-- DATASET ROWS start --

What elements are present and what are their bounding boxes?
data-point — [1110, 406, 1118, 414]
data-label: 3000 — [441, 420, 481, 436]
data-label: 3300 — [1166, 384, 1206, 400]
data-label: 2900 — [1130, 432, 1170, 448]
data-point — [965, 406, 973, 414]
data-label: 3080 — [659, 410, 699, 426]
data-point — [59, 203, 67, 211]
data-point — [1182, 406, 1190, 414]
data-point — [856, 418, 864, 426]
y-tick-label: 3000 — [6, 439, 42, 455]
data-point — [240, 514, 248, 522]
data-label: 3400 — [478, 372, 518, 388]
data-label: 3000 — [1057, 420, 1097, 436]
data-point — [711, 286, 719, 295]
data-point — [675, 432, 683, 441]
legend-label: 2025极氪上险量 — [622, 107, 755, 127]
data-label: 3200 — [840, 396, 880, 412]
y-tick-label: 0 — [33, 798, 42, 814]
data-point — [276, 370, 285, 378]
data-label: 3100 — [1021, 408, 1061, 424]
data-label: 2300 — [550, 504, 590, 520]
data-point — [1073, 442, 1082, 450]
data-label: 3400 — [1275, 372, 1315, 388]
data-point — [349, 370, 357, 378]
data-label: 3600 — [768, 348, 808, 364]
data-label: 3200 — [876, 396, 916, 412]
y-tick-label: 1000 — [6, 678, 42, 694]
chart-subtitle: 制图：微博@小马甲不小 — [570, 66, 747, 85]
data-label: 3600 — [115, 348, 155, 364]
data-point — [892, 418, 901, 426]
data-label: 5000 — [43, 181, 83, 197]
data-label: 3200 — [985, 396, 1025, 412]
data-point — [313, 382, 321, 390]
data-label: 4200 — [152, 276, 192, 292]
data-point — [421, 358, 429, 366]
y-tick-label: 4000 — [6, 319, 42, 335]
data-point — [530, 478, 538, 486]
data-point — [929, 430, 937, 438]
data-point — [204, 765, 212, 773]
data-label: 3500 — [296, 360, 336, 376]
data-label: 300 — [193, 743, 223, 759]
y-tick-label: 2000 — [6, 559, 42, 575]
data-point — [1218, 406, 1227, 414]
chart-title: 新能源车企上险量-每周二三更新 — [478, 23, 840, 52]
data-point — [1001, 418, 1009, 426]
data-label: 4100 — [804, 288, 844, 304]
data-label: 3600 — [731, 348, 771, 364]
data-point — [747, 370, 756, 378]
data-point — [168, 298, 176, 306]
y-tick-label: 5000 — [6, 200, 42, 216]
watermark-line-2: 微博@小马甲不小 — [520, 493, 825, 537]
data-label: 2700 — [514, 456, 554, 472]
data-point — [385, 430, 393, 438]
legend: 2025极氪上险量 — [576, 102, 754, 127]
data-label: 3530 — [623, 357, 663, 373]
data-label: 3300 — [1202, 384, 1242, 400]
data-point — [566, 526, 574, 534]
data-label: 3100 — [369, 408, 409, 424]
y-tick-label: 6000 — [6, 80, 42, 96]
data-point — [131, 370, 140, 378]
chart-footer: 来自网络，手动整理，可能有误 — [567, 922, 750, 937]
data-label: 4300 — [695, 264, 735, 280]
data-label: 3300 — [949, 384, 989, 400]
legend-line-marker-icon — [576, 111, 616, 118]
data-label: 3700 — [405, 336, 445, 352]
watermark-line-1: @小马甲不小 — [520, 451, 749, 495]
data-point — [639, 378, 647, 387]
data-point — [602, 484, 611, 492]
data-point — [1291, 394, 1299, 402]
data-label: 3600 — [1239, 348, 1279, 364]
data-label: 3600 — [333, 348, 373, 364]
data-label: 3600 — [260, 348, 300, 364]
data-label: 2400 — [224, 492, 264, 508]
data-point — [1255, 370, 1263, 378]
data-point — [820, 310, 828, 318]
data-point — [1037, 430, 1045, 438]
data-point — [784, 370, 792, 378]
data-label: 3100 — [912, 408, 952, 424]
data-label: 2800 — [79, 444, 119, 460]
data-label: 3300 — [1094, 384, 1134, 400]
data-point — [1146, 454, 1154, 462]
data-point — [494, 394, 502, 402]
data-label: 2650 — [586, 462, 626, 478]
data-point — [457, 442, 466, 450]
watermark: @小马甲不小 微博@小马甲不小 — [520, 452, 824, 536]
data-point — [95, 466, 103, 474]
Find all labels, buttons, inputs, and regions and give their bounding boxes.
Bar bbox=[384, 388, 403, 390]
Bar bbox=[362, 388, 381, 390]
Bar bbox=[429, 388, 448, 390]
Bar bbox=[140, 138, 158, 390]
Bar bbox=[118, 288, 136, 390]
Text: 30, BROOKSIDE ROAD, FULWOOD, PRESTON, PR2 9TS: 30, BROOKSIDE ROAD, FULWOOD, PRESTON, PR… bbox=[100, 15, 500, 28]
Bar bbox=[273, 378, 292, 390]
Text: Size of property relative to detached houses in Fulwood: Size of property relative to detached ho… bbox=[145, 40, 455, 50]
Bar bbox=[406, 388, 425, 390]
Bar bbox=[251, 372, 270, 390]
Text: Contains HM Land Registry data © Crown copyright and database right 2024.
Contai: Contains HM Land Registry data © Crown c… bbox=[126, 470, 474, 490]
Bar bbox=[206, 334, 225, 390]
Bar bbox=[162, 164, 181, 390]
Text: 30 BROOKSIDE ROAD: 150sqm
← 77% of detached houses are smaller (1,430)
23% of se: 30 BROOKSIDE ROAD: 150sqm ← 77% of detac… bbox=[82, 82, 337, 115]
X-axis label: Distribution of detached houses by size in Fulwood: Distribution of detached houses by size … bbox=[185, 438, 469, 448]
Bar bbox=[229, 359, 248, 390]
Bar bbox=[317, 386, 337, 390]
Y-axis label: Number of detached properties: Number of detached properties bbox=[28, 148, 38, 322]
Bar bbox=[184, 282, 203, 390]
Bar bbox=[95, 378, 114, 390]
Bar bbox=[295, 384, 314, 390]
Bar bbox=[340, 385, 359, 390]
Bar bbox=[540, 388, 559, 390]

-- DATASET ROWS end --

__WHAT NEEDS TO BE DONE__:
Copy every line of the data above word for word, keeping each line's original order, characters, and numbers unchanged.

__THE SOLUTION__:
What elements are present and what are their bounding boxes?
data-point — [1110, 406, 1118, 414]
data-label: 3000 — [441, 420, 481, 436]
data-label: 3300 — [1166, 384, 1206, 400]
data-label: 2900 — [1130, 432, 1170, 448]
data-point — [965, 406, 973, 414]
data-label: 3080 — [659, 410, 699, 426]
data-point — [59, 203, 67, 211]
data-point — [1182, 406, 1190, 414]
data-point — [856, 418, 864, 426]
y-tick-label: 3000 — [6, 439, 42, 455]
data-point — [240, 514, 248, 522]
data-label: 3400 — [478, 372, 518, 388]
data-label: 3000 — [1057, 420, 1097, 436]
data-point — [711, 286, 719, 295]
data-point — [675, 432, 683, 441]
legend-label: 2025极氪上险量 — [622, 107, 755, 127]
data-label: 3200 — [840, 396, 880, 412]
y-tick-label: 0 — [33, 798, 42, 814]
data-point — [276, 370, 285, 378]
data-label: 3100 — [1021, 408, 1061, 424]
data-label: 2300 — [550, 504, 590, 520]
data-point — [1073, 442, 1082, 450]
data-label: 3400 — [1275, 372, 1315, 388]
data-point — [349, 370, 357, 378]
data-label: 3600 — [768, 348, 808, 364]
data-label: 3200 — [876, 396, 916, 412]
y-tick-label: 1000 — [6, 678, 42, 694]
chart-subtitle: 制图：微博@小马甲不小 — [570, 66, 747, 85]
data-label: 3600 — [115, 348, 155, 364]
data-point — [892, 418, 901, 426]
data-label: 5000 — [43, 181, 83, 197]
data-label: 3200 — [985, 396, 1025, 412]
data-point — [313, 382, 321, 390]
data-label: 4200 — [152, 276, 192, 292]
data-point — [421, 358, 429, 366]
y-tick-label: 4000 — [6, 319, 42, 335]
data-point — [530, 478, 538, 486]
data-point — [929, 430, 937, 438]
data-point — [204, 765, 212, 773]
data-label: 3500 — [296, 360, 336, 376]
data-label: 300 — [193, 743, 223, 759]
y-tick-label: 2000 — [6, 559, 42, 575]
data-point — [1218, 406, 1227, 414]
chart-title: 新能源车企上险量-每周二三更新 — [478, 23, 840, 52]
data-point — [1001, 418, 1009, 426]
data-label: 4100 — [804, 288, 844, 304]
data-label: 3600 — [731, 348, 771, 364]
data-point — [747, 370, 756, 378]
data-point — [168, 298, 176, 306]
y-tick-label: 5000 — [6, 200, 42, 216]
watermark-line-2: 微博@小马甲不小 — [520, 493, 825, 537]
data-label: 2700 — [514, 456, 554, 472]
data-point — [385, 430, 393, 438]
legend: 2025极氪上险量 — [576, 102, 754, 127]
data-label: 3530 — [623, 357, 663, 373]
data-label: 3300 — [1202, 384, 1242, 400]
data-point — [566, 526, 574, 534]
data-label: 3100 — [369, 408, 409, 424]
y-tick-label: 6000 — [6, 80, 42, 96]
data-point — [131, 370, 140, 378]
chart-footer: 来自网络，手动整理，可能有误 — [567, 922, 750, 937]
data-label: 4300 — [695, 264, 735, 280]
data-label: 3300 — [949, 384, 989, 400]
legend-line-marker-icon — [576, 111, 616, 118]
data-label: 3700 — [405, 336, 445, 352]
watermark-line-1: @小马甲不小 — [520, 451, 749, 495]
data-point — [639, 378, 647, 387]
data-point — [602, 484, 611, 492]
data-point — [1291, 394, 1299, 402]
data-label: 3600 — [1239, 348, 1279, 364]
data-label: 3600 — [333, 348, 373, 364]
data-label: 3600 — [260, 348, 300, 364]
data-label: 2400 — [224, 492, 264, 508]
data-point — [1255, 370, 1263, 378]
data-point — [820, 310, 828, 318]
data-point — [1037, 430, 1045, 438]
data-point — [784, 370, 792, 378]
data-label: 3100 — [912, 408, 952, 424]
data-label: 2800 — [79, 444, 119, 460]
data-label: 3300 — [1094, 384, 1134, 400]
data-point — [1146, 454, 1154, 462]
data-point — [494, 394, 502, 402]
data-label: 2650 — [586, 462, 626, 478]
data-point — [457, 442, 466, 450]
watermark: @小马甲不小 微博@小马甲不小 — [520, 452, 824, 536]
data-point — [95, 466, 103, 474]
Find all labels, buttons, inputs, and regions and give their bounding boxes.
Bar bbox=[384, 388, 403, 390]
Bar bbox=[362, 388, 381, 390]
Bar bbox=[429, 388, 448, 390]
Bar bbox=[140, 138, 158, 390]
Bar bbox=[118, 288, 136, 390]
Text: 30, BROOKSIDE ROAD, FULWOOD, PRESTON, PR2 9TS: 30, BROOKSIDE ROAD, FULWOOD, PRESTON, PR… bbox=[100, 15, 500, 28]
Bar bbox=[273, 378, 292, 390]
Text: Size of property relative to detached houses in Fulwood: Size of property relative to detached ho… bbox=[145, 40, 455, 50]
Bar bbox=[406, 388, 425, 390]
Bar bbox=[251, 372, 270, 390]
Text: Contains HM Land Registry data © Crown copyright and database right 2024.
Contai: Contains HM Land Registry data © Crown c… bbox=[126, 470, 474, 490]
Bar bbox=[206, 334, 225, 390]
Bar bbox=[162, 164, 181, 390]
Text: 30 BROOKSIDE ROAD: 150sqm
← 77% of detached houses are smaller (1,430)
23% of se: 30 BROOKSIDE ROAD: 150sqm ← 77% of detac… bbox=[82, 82, 337, 115]
X-axis label: Distribution of detached houses by size in Fulwood: Distribution of detached houses by size … bbox=[185, 438, 469, 448]
Bar bbox=[229, 359, 248, 390]
Bar bbox=[317, 386, 337, 390]
Y-axis label: Number of detached properties: Number of detached properties bbox=[28, 148, 38, 322]
Bar bbox=[184, 282, 203, 390]
Bar bbox=[95, 378, 114, 390]
Bar bbox=[295, 384, 314, 390]
Bar bbox=[340, 385, 359, 390]
Bar bbox=[540, 388, 559, 390]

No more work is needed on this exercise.